[Stored data]

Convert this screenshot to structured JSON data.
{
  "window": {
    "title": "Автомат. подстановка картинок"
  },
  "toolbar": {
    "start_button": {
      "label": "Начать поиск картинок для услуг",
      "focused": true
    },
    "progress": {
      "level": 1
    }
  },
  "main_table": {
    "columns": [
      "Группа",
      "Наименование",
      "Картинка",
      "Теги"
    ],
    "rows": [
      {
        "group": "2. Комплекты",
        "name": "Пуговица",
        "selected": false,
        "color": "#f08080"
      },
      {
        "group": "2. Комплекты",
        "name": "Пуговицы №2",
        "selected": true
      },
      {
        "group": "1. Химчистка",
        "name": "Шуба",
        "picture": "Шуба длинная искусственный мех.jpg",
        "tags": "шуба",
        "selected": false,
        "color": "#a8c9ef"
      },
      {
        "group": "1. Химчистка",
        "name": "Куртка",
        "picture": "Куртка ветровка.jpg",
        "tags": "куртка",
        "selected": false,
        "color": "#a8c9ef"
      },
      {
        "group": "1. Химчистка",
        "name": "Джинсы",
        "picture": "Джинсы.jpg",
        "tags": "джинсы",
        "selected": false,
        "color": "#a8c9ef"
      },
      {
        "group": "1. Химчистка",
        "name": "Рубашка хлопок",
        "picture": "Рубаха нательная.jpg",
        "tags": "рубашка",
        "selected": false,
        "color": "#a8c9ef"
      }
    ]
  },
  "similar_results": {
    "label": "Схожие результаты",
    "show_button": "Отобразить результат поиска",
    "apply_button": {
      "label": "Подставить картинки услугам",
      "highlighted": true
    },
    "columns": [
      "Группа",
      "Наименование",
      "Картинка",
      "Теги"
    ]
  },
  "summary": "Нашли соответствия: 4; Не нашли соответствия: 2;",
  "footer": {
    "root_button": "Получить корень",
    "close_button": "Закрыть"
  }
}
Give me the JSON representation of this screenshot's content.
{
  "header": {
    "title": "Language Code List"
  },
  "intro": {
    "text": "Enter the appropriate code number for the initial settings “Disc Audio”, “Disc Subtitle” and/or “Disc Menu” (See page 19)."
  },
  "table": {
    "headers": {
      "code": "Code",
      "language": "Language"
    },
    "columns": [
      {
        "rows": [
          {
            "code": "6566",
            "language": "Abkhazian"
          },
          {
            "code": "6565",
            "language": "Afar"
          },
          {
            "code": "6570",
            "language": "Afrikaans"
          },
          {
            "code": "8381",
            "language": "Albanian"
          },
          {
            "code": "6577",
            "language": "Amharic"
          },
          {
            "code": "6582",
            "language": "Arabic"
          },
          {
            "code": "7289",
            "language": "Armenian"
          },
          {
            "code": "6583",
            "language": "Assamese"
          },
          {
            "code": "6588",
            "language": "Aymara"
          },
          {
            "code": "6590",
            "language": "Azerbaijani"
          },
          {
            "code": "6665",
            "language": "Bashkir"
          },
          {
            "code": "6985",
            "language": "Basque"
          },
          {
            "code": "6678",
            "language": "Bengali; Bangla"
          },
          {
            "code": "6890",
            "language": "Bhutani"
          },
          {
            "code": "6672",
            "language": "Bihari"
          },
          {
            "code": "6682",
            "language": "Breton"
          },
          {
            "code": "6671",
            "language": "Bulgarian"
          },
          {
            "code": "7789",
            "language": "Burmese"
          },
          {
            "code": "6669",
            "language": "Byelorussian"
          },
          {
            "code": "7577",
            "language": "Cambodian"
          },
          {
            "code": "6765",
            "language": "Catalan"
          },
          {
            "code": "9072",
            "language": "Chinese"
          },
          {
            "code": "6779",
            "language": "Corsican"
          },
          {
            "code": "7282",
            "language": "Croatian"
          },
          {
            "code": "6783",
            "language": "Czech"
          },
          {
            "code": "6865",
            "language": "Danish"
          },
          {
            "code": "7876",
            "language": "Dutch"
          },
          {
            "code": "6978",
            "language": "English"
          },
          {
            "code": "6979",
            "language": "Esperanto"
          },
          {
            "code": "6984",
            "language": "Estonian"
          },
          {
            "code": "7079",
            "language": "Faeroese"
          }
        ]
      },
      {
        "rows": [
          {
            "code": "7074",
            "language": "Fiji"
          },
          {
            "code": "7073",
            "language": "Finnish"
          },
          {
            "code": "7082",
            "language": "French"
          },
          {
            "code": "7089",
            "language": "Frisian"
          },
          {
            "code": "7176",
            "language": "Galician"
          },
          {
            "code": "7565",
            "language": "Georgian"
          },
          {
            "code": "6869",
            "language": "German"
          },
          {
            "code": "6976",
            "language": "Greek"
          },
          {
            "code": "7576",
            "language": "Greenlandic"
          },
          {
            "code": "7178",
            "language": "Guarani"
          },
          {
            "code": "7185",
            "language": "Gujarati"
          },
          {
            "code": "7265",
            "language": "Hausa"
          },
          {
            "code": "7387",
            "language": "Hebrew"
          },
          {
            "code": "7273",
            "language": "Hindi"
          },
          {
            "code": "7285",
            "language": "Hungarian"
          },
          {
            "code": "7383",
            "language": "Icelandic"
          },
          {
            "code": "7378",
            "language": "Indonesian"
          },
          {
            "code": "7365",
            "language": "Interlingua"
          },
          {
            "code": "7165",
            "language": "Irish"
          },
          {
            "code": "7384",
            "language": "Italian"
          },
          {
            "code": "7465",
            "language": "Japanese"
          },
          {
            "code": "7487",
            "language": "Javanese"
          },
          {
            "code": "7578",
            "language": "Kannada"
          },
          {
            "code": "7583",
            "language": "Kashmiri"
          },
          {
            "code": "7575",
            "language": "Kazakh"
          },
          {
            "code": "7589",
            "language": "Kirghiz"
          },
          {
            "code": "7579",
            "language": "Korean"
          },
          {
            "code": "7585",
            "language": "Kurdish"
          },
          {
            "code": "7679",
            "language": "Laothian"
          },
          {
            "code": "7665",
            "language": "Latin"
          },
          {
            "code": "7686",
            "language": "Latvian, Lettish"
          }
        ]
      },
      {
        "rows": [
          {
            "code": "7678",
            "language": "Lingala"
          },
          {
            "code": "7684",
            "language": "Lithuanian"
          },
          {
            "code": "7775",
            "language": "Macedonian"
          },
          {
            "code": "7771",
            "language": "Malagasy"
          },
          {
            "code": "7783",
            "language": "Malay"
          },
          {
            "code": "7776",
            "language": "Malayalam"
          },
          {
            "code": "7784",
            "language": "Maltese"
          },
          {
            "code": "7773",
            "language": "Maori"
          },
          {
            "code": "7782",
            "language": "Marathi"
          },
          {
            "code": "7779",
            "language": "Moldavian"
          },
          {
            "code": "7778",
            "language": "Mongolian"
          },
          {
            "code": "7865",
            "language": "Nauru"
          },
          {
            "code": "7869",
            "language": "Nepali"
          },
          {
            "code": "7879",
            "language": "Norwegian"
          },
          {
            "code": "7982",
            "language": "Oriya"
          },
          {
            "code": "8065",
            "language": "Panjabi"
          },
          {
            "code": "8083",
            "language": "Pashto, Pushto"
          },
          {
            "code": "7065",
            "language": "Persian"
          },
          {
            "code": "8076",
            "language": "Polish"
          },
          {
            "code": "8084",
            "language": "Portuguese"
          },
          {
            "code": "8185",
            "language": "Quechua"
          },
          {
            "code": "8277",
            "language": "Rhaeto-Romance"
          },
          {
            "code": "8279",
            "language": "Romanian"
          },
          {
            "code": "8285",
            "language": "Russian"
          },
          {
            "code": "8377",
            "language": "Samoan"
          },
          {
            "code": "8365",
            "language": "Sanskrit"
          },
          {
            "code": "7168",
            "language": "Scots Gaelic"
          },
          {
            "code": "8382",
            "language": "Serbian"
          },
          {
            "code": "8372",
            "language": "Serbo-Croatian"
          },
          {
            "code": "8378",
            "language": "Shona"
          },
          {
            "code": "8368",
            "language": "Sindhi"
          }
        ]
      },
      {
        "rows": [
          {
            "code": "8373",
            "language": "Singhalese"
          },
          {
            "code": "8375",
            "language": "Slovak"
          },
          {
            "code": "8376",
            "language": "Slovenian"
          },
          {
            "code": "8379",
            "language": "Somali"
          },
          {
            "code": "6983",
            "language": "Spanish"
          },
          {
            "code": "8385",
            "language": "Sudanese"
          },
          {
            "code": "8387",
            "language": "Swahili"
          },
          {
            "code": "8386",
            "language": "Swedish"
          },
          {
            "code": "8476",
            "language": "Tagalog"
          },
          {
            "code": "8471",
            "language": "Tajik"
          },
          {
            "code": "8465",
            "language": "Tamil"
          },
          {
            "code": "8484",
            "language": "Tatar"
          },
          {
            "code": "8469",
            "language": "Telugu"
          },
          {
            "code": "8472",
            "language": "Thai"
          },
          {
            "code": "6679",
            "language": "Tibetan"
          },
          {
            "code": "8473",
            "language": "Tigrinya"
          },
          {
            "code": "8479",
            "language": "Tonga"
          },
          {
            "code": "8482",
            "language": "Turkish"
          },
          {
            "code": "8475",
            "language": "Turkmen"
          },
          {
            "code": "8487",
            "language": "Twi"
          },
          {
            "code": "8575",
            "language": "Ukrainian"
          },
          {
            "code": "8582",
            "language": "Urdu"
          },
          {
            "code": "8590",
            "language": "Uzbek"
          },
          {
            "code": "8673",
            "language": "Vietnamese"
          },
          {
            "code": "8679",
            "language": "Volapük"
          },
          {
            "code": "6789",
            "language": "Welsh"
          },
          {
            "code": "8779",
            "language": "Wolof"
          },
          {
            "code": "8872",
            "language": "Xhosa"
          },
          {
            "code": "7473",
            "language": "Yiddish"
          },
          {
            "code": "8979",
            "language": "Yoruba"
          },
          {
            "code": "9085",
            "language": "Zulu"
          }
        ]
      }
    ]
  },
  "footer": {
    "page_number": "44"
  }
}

» **THE REQUEST**
State how many lines of the listing above include the word "JSON". Give nothing but the number.

» **RESPONSE TO THE TASK**
2